What this task involves:
Extract the lines that hold the string "Output".

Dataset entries
══════════════════════════════
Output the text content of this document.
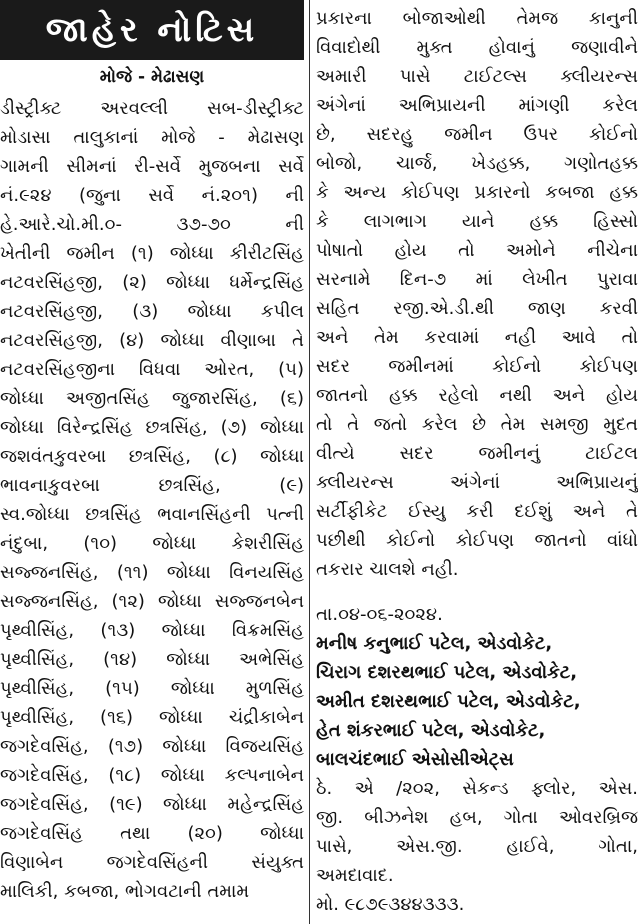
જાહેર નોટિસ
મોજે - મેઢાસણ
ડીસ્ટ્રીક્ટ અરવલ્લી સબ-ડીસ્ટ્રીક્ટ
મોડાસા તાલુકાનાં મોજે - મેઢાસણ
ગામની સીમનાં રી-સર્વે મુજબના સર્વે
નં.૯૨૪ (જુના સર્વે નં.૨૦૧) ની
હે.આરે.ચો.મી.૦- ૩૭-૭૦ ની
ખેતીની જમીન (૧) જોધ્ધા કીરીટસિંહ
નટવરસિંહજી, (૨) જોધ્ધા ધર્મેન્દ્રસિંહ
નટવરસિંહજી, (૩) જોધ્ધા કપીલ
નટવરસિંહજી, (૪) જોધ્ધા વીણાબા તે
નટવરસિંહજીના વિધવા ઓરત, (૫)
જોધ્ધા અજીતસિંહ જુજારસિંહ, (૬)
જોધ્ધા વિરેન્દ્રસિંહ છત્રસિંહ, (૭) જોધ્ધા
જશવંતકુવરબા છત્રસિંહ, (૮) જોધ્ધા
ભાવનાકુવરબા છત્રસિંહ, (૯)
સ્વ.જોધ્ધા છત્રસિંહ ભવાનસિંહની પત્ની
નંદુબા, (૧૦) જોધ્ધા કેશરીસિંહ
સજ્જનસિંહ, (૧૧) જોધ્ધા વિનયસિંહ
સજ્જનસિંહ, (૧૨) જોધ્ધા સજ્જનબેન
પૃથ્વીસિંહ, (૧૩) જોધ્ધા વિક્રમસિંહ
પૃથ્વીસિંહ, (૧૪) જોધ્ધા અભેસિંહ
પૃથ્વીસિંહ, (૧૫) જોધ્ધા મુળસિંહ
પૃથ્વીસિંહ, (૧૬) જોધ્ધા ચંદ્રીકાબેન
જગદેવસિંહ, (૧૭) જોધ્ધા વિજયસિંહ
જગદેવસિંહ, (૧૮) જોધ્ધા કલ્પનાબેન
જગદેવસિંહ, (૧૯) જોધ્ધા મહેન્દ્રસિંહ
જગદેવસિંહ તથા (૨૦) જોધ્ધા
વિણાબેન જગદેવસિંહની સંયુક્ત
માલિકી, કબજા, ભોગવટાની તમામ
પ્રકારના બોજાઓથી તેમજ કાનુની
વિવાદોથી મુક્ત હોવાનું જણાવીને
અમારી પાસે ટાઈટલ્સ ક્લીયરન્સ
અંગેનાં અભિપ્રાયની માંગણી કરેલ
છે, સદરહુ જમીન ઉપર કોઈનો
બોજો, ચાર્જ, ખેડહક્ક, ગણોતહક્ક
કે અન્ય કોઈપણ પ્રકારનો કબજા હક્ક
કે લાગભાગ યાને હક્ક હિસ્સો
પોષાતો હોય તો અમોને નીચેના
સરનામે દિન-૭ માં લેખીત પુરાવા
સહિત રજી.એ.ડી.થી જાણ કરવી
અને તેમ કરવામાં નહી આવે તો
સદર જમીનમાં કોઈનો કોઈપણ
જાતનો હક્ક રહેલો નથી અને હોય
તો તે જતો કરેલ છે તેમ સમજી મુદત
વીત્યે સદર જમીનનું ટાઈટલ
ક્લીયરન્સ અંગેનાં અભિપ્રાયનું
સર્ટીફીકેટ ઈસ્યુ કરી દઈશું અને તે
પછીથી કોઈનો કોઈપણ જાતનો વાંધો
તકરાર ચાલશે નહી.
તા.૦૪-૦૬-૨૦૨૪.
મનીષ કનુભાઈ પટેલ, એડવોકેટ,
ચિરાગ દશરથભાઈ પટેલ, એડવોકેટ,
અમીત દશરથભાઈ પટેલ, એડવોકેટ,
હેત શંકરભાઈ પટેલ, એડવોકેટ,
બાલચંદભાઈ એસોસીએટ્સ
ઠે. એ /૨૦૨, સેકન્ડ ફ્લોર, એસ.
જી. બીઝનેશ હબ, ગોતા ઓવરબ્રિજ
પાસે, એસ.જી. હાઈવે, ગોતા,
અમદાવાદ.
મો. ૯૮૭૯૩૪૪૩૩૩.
══════════════════════════════
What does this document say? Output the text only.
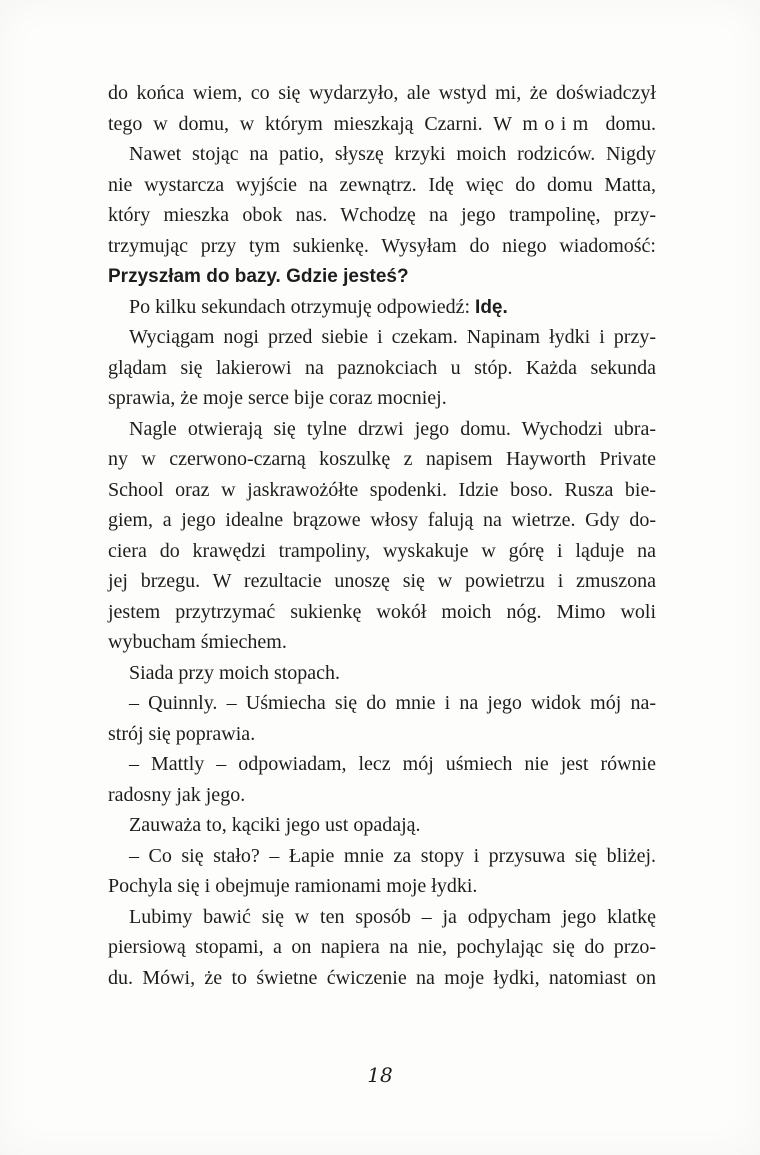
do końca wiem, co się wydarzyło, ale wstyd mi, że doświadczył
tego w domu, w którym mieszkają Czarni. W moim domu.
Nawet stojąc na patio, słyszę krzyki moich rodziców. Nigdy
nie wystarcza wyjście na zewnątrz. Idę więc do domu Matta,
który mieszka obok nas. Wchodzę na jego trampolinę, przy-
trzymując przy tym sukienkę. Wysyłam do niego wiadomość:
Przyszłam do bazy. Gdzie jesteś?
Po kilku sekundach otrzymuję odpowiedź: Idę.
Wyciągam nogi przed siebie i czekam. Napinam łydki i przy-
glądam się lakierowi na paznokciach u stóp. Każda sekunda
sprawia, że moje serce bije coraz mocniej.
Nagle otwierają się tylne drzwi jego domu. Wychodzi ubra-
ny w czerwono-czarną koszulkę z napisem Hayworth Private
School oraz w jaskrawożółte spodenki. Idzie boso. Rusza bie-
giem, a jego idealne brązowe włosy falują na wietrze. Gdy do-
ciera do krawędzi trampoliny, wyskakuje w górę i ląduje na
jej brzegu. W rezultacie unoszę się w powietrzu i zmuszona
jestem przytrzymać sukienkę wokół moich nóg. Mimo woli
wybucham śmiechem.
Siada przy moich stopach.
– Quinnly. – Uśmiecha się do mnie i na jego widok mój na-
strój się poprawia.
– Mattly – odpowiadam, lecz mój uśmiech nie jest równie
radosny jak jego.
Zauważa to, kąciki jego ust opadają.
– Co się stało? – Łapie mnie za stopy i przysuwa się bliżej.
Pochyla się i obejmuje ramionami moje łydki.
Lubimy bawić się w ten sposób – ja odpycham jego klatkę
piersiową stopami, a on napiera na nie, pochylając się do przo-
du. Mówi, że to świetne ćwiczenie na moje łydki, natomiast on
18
══════════════════════════════
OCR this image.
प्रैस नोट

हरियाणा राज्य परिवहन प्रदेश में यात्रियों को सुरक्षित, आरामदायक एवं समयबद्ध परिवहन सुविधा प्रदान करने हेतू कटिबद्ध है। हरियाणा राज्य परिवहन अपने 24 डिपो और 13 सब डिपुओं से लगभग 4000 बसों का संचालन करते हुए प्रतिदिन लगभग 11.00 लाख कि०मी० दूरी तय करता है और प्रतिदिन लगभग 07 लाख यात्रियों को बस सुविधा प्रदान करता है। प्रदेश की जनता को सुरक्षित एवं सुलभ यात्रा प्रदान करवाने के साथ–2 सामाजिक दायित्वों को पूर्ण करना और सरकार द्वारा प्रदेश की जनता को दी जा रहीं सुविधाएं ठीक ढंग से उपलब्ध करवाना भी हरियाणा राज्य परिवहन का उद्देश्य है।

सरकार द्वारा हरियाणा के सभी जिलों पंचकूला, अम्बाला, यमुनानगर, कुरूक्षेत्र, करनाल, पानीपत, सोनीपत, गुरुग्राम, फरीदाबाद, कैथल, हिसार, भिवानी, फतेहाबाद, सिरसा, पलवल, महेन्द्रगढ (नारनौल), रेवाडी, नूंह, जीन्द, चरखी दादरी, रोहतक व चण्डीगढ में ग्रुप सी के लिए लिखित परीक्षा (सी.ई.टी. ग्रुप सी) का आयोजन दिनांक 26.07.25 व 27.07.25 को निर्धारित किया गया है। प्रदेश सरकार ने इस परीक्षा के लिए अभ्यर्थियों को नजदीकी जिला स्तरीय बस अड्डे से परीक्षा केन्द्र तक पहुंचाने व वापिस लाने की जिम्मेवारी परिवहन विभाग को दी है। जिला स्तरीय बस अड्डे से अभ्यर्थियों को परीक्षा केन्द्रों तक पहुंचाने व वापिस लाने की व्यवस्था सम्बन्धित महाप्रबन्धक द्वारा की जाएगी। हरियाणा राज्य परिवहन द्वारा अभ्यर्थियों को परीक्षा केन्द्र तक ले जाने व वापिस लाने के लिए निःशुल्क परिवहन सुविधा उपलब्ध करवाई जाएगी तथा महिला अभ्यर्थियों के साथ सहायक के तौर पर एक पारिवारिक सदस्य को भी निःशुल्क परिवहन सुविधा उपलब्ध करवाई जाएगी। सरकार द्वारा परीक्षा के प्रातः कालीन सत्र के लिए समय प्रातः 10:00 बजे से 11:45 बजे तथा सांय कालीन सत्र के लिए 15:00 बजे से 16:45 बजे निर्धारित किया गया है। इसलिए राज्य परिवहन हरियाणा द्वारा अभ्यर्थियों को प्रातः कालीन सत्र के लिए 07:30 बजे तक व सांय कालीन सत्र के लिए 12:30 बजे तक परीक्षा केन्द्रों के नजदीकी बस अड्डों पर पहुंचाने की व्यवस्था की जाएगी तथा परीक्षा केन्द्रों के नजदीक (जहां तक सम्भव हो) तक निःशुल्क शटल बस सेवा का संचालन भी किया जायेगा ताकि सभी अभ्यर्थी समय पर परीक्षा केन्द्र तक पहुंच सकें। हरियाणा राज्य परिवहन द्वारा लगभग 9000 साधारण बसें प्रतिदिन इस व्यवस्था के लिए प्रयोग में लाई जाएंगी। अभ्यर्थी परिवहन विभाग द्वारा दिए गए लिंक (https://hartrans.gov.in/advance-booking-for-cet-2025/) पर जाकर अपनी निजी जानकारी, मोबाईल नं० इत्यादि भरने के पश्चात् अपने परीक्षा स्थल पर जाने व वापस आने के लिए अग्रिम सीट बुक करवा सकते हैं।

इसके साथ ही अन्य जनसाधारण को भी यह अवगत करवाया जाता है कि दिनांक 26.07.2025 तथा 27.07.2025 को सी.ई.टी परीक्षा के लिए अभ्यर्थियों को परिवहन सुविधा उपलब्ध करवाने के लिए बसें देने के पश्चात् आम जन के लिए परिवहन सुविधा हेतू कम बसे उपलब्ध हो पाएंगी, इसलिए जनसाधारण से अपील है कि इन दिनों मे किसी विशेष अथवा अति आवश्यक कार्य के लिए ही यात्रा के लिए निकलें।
══════════════════════════════
Complete response:
Output the text content of this document.
What does this document say? Output the text only.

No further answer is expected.